■ But de l'exercice
Résumez en deux phrases le texte sur le litige fiscal de la Société Générale.

Vu la procédure suivante :
La société anonyme Société Générale a demandé au tribunal administratif de Montreuil de prononcer la réduction, à concurrence respectivement de 5 877 038 euros, 193 942 euros et 628 843 euros, des cotisations d'impôt sur les sociétés, de contribution sociale sur cet impôt et de contribution exceptionnelle auxquelles elle a été assujettie au titre de l'exercice clos en 2013. Par un jugement n° 1804038 du 11 février 2021, ce tribunal a rejeté sa demande.
Par un arrêt n° 21PA01850 du 15 décembre 2023, la cour administrative d'appel de Paris a annulé ce jugement, réduit la base d'imposition à l'impôt sur les sociétés à hauteur de 35 262 226 euros au titre de l'exercice clos en 2013, prononcé la décharge des impositions en litige correspondantes et rejeté le surplus des conclusions de l'appel formé par la Société Générale contre le jugement.
Par un pourvoi, un mémoire en réplique et un nouveau mémoire, enregistrés les 13 février et 19 juillet 2024 et le 24 février 2025 au secrétariat du contentieux du Conseil d'Etat, le ministre de l'économie, des finances et de la souveraineté industrielle et numérique demande au Conseil d'Etat d'annuler les articles 1er à 4 de cet arrêt.

■ Données extraites
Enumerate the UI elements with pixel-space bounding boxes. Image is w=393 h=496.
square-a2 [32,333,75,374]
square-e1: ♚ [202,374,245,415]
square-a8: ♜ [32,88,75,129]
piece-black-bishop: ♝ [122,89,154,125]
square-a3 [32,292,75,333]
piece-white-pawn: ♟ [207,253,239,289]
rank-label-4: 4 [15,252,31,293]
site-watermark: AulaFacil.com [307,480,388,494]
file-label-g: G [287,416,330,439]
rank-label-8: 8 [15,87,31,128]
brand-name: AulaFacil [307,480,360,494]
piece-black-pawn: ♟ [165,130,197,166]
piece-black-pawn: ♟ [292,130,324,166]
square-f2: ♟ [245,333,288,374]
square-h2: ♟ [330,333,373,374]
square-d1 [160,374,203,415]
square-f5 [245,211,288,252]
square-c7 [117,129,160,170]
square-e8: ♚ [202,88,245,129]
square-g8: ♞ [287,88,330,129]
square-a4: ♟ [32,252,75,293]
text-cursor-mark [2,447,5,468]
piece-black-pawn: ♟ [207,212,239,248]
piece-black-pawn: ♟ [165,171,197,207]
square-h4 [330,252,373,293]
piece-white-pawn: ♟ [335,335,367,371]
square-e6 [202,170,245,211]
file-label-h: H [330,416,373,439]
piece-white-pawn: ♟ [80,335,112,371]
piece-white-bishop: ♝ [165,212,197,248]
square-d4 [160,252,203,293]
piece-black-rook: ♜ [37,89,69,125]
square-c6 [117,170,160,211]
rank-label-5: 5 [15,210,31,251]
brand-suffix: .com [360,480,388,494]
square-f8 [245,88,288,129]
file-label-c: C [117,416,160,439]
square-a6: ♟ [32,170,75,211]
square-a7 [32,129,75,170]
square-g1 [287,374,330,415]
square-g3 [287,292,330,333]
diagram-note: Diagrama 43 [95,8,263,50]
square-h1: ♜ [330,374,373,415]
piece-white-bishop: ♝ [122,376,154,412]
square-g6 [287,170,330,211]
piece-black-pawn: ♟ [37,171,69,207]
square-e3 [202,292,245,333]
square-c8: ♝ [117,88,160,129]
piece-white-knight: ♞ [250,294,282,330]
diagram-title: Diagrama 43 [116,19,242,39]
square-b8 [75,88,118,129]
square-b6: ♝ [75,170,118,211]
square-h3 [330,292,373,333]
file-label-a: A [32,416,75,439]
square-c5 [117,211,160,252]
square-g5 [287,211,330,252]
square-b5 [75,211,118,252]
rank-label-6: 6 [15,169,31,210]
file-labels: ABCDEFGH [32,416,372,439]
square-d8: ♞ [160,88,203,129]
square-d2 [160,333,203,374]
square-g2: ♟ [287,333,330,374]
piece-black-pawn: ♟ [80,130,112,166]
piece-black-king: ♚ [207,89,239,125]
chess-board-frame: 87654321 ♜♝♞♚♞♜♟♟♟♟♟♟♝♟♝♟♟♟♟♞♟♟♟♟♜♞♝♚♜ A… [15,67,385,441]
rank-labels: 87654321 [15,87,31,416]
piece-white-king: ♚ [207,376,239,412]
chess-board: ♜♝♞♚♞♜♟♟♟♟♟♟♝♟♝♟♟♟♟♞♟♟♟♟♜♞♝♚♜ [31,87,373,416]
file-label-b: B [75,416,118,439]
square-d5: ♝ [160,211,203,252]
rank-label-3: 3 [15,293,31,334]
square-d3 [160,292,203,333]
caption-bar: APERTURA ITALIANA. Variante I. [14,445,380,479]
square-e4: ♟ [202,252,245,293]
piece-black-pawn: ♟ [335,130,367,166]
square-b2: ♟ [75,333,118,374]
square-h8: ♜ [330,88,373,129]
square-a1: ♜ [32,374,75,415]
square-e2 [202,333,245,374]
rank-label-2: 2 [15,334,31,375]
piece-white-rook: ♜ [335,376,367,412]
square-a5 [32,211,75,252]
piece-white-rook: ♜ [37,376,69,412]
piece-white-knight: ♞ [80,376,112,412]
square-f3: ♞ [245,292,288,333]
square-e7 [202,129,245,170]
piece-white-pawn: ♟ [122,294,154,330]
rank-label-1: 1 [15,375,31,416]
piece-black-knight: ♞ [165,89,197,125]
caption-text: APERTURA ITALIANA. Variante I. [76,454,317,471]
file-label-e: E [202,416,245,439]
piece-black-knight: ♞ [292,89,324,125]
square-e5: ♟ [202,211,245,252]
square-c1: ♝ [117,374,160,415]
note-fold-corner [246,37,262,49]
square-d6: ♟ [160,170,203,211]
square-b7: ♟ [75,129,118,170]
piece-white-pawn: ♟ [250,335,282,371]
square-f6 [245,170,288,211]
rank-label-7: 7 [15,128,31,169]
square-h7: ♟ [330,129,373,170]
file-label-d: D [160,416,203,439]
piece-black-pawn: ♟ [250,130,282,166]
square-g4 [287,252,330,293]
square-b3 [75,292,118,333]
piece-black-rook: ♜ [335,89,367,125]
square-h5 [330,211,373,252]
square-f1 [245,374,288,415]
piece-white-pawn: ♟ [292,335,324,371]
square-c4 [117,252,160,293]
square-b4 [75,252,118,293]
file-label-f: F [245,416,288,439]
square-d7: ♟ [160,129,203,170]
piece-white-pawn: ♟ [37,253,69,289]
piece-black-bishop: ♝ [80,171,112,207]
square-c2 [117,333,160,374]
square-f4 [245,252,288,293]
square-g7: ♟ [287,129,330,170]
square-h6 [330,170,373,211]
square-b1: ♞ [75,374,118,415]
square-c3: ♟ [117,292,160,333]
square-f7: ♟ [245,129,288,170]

■ Réponse attendue
La Société Générale a demandé au tribunal administratif de Montreuil de réduire plusieurs impôts dus au titre de l'exercice clos en 2013, mais ce tribunal a rejeté sa demande le 11 février 2021. La cour administrative d'appel de Paris a ensuite annulé ce jugement et réduit la base d'imposition de 35 262 226 euros, puis le ministre de l'économie a demandé au Conseil d'Etat d'annuler les articles 1er à 4 de cet arrêt.